_What needs to be done_
Track down the lines that contain "King" and copy them.

[Figure contents as structured data]
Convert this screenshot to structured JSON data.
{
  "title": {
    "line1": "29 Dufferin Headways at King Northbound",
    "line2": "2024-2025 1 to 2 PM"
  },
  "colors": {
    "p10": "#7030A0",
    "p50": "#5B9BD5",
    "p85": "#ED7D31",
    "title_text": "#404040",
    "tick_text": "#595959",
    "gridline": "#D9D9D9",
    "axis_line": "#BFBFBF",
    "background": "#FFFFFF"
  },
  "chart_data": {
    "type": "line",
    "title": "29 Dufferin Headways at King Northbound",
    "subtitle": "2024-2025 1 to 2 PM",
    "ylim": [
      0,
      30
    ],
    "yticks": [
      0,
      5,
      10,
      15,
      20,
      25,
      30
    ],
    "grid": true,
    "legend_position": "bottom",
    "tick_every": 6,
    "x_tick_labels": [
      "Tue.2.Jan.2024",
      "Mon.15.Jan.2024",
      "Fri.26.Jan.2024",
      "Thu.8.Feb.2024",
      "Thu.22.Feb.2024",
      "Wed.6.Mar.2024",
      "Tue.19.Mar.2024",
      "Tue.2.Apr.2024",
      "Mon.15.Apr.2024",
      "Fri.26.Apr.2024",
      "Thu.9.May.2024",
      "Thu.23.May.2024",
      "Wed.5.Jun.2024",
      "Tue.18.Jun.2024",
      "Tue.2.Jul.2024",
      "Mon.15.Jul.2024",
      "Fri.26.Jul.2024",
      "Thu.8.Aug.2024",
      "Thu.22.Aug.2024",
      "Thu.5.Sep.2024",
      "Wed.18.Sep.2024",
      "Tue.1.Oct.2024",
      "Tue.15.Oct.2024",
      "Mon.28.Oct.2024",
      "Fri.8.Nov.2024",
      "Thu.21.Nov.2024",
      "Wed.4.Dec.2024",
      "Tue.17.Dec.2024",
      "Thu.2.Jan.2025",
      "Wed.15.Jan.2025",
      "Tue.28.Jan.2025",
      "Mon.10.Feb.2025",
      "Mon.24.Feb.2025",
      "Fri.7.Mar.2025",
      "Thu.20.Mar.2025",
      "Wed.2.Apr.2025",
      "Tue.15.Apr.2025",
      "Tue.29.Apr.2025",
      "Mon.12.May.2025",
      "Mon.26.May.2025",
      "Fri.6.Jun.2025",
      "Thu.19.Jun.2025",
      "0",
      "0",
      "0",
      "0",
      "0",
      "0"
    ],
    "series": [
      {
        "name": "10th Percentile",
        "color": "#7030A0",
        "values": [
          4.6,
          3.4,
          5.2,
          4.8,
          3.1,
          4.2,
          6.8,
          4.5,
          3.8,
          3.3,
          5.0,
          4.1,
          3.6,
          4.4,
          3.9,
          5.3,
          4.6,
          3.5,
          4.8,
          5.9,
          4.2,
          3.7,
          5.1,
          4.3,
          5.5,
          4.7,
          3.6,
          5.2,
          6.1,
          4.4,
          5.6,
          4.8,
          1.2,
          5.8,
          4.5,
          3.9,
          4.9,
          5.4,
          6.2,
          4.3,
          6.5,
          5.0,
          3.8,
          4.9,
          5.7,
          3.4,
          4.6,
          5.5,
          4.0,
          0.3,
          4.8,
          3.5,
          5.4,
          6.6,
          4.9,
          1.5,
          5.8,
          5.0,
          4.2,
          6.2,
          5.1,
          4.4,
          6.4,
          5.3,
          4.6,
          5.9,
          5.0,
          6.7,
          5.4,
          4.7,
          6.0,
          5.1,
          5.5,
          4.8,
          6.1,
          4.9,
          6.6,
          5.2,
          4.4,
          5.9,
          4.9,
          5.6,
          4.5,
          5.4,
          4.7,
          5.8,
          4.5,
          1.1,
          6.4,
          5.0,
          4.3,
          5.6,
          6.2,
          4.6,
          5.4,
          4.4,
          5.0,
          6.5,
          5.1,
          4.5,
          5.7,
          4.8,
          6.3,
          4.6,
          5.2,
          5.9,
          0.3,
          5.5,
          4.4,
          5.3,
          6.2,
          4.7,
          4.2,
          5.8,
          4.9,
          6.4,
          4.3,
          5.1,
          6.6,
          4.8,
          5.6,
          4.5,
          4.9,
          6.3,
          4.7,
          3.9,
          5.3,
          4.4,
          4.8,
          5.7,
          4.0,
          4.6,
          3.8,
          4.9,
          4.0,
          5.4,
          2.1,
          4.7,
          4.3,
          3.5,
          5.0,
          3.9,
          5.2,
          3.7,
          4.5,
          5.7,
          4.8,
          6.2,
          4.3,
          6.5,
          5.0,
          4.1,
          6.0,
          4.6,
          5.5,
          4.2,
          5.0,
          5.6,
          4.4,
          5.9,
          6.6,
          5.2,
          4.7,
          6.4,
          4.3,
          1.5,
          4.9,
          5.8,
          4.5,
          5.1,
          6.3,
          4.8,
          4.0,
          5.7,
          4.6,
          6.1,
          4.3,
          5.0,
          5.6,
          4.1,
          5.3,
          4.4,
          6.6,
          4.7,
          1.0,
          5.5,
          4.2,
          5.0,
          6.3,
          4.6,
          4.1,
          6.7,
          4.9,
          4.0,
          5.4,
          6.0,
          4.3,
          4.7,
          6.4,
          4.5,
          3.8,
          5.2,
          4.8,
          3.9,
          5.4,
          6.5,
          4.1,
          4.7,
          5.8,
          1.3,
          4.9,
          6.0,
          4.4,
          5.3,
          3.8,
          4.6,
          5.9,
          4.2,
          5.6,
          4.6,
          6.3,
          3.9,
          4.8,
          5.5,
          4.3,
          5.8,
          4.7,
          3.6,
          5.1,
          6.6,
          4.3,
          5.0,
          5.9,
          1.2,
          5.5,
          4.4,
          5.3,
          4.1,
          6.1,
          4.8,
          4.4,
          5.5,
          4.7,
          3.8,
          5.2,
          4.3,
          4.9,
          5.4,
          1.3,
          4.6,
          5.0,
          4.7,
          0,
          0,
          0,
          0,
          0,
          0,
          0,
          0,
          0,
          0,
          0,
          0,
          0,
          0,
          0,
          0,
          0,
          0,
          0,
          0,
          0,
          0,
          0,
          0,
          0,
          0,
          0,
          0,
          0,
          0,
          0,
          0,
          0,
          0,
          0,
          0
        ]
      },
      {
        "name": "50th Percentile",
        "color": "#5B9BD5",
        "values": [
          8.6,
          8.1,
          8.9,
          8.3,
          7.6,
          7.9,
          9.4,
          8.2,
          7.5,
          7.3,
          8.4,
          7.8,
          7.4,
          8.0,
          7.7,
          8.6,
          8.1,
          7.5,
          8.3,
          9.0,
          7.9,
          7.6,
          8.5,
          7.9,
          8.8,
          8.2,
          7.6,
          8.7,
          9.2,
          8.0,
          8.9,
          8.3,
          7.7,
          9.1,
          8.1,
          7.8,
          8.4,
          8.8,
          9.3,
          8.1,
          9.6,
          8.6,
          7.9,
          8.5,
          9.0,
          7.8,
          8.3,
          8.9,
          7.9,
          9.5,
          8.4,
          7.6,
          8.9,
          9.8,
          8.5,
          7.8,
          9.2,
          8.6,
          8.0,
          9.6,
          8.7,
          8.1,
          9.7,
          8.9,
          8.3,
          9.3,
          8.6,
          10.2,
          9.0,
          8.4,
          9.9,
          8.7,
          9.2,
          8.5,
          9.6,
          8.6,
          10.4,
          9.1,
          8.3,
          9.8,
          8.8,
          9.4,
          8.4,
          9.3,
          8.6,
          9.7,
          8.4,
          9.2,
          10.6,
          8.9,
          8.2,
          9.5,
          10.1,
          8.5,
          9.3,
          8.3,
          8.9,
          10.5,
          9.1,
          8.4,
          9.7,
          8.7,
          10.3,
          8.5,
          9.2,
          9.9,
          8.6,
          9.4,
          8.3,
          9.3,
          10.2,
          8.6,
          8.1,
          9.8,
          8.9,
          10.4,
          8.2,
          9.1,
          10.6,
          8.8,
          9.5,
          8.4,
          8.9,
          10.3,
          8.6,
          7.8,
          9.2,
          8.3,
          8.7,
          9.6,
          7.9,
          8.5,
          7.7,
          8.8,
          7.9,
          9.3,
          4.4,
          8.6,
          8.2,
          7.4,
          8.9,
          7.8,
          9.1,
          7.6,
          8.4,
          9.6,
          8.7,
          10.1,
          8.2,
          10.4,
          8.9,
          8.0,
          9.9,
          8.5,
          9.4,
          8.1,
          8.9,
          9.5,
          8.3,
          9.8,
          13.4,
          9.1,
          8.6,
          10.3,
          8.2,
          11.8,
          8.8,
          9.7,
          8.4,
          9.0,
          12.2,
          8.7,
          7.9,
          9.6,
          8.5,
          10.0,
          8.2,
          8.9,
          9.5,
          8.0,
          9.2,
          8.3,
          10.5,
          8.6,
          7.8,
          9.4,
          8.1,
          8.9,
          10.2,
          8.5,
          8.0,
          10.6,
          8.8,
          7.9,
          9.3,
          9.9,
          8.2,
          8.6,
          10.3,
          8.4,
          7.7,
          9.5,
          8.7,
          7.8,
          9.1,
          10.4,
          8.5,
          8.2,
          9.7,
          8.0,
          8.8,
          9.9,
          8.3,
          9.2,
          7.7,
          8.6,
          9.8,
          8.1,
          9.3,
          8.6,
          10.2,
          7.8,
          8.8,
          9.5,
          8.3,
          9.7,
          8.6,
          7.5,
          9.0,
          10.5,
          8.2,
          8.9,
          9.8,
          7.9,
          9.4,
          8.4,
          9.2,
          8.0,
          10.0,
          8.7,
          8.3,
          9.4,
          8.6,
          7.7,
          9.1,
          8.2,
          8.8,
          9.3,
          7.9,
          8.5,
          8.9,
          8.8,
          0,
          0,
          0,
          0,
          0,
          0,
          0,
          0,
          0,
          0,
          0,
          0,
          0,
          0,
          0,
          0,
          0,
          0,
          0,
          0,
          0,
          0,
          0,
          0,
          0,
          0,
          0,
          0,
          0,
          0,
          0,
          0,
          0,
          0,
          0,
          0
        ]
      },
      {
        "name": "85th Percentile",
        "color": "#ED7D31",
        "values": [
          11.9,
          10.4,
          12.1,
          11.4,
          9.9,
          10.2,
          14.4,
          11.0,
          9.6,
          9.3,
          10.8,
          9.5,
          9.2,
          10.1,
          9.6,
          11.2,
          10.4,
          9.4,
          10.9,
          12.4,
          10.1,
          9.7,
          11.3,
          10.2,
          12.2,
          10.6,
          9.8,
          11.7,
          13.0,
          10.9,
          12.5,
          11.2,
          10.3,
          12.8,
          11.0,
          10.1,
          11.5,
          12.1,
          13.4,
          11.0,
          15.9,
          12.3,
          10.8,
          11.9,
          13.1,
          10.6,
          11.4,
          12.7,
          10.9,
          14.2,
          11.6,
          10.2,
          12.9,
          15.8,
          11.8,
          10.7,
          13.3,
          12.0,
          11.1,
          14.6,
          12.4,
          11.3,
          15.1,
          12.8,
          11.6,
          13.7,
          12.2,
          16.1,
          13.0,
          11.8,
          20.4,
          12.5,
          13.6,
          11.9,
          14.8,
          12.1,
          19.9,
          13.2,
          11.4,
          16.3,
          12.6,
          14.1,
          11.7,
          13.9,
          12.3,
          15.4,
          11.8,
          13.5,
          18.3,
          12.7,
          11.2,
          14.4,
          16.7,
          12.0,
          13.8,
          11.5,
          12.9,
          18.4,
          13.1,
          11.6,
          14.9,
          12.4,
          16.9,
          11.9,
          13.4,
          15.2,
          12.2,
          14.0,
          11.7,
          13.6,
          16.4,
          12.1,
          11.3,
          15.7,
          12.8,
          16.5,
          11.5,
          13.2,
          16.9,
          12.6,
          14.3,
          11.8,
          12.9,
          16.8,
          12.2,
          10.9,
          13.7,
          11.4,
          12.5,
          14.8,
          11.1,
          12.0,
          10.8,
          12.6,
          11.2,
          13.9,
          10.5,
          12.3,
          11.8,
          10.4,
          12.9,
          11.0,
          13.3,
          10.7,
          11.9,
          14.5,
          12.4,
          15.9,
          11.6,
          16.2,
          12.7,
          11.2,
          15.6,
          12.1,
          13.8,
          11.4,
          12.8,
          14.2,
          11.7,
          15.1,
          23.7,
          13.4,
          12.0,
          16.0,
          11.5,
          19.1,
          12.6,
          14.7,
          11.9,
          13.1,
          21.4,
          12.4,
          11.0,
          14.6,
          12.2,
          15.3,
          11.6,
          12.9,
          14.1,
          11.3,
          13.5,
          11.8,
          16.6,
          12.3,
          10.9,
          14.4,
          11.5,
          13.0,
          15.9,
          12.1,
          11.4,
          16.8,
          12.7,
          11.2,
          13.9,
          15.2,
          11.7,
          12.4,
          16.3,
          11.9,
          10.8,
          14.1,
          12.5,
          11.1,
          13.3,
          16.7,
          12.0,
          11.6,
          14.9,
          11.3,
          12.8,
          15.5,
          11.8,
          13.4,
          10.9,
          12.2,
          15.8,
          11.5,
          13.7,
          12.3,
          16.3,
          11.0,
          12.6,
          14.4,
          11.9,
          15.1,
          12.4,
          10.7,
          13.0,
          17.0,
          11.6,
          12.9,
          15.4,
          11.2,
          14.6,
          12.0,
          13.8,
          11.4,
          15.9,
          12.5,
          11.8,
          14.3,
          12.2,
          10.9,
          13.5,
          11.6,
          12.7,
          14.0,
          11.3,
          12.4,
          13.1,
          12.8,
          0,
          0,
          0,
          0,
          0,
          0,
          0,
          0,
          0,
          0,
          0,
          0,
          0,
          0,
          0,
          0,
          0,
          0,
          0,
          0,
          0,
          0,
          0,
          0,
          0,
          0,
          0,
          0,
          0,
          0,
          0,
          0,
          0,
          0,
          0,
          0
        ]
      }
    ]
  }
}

_Response to the task_
    "line1": "29 Dufferin Headways at King Northbound",
    "title": "29 Dufferin Headways at King Northbound",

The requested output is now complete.